Write out all of the entries exactly, please.

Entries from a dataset
--- Begin ---
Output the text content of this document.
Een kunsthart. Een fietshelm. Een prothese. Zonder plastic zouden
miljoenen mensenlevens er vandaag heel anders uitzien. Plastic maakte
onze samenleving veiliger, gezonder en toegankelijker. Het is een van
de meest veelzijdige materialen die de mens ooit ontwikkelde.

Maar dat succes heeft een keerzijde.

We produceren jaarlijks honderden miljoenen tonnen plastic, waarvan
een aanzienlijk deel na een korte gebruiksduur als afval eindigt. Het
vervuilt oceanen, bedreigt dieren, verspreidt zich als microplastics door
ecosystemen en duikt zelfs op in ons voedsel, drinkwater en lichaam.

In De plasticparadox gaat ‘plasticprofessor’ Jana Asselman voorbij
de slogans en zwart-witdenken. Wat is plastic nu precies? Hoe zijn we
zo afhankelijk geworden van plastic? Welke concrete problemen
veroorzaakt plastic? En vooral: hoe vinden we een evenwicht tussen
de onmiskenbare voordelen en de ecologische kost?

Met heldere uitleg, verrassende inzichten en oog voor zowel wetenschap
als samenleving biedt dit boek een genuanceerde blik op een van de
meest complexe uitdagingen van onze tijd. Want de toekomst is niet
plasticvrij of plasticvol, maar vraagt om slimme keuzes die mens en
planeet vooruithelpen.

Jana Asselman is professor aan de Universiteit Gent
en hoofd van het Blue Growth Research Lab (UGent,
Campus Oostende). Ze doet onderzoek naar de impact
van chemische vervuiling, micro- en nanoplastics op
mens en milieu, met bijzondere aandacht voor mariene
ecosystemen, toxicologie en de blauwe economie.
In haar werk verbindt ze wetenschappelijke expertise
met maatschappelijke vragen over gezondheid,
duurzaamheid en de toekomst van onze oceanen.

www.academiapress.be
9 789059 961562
--- End ---
▸ **Exercise response**:
Output the text content of this document.
Een kunsthart. Een fietshelm. Een prothese. Zonder plastic zouden
miljoenen mensenlevens er vandaag heel anders uitzien. Plastic maakte
onze samenleving veiliger, gezonder en toegankelijker. Het is een van
de meest veelzijdige materialen die de mens ooit ontwikkelde.

Maar dat succes heeft een keerzijde.

We produceren jaarlijks honderden miljoenen tonnen plastic, waarvan
een aanzienlijk deel na een korte gebruiksduur als afval eindigt. Het
vervuilt oceanen, bedreigt dieren, verspreidt zich als microplastics door
ecosystemen en duikt zelfs op in ons voedsel, drinkwater en lichaam.

In De plasticparadox gaat ‘plasticprofessor’ Jana Asselman voorbij
de slogans en zwart-witdenken. Wat is plastic nu precies? Hoe zijn we
zo afhankelijk geworden van plastic? Welke concrete problemen
veroorzaakt plastic? En vooral: hoe vinden we een evenwicht tussen
de onmiskenbare voordelen en de ecologische kost?

Met heldere uitleg, verrassende inzichten en oog voor zowel wetenschap
als samenleving biedt dit boek een genuanceerde blik op een van de
meest complexe uitdagingen van onze tijd. Want de toekomst is niet
plasticvrij of plasticvol, maar vraagt om slimme keuzes die mens en
planeet vooruithelpen.

Jana Asselman is professor aan de Universiteit Gent
en hoofd van het Blue Growth Research Lab (UGent,
Campus Oostende). Ze doet onderzoek naar de impact
van chemische vervuiling, micro- en nanoplastics op
mens en milieu, met bijzondere aandacht voor mariene
ecosystemen, toxicologie en de blauwe economie.
In haar werk verbindt ze wetenschappelijke expertise
met maatschappelijke vragen over gezondheid,
duurzaamheid en de toekomst van onze oceanen.

www.academiapress.be
9 789059 961562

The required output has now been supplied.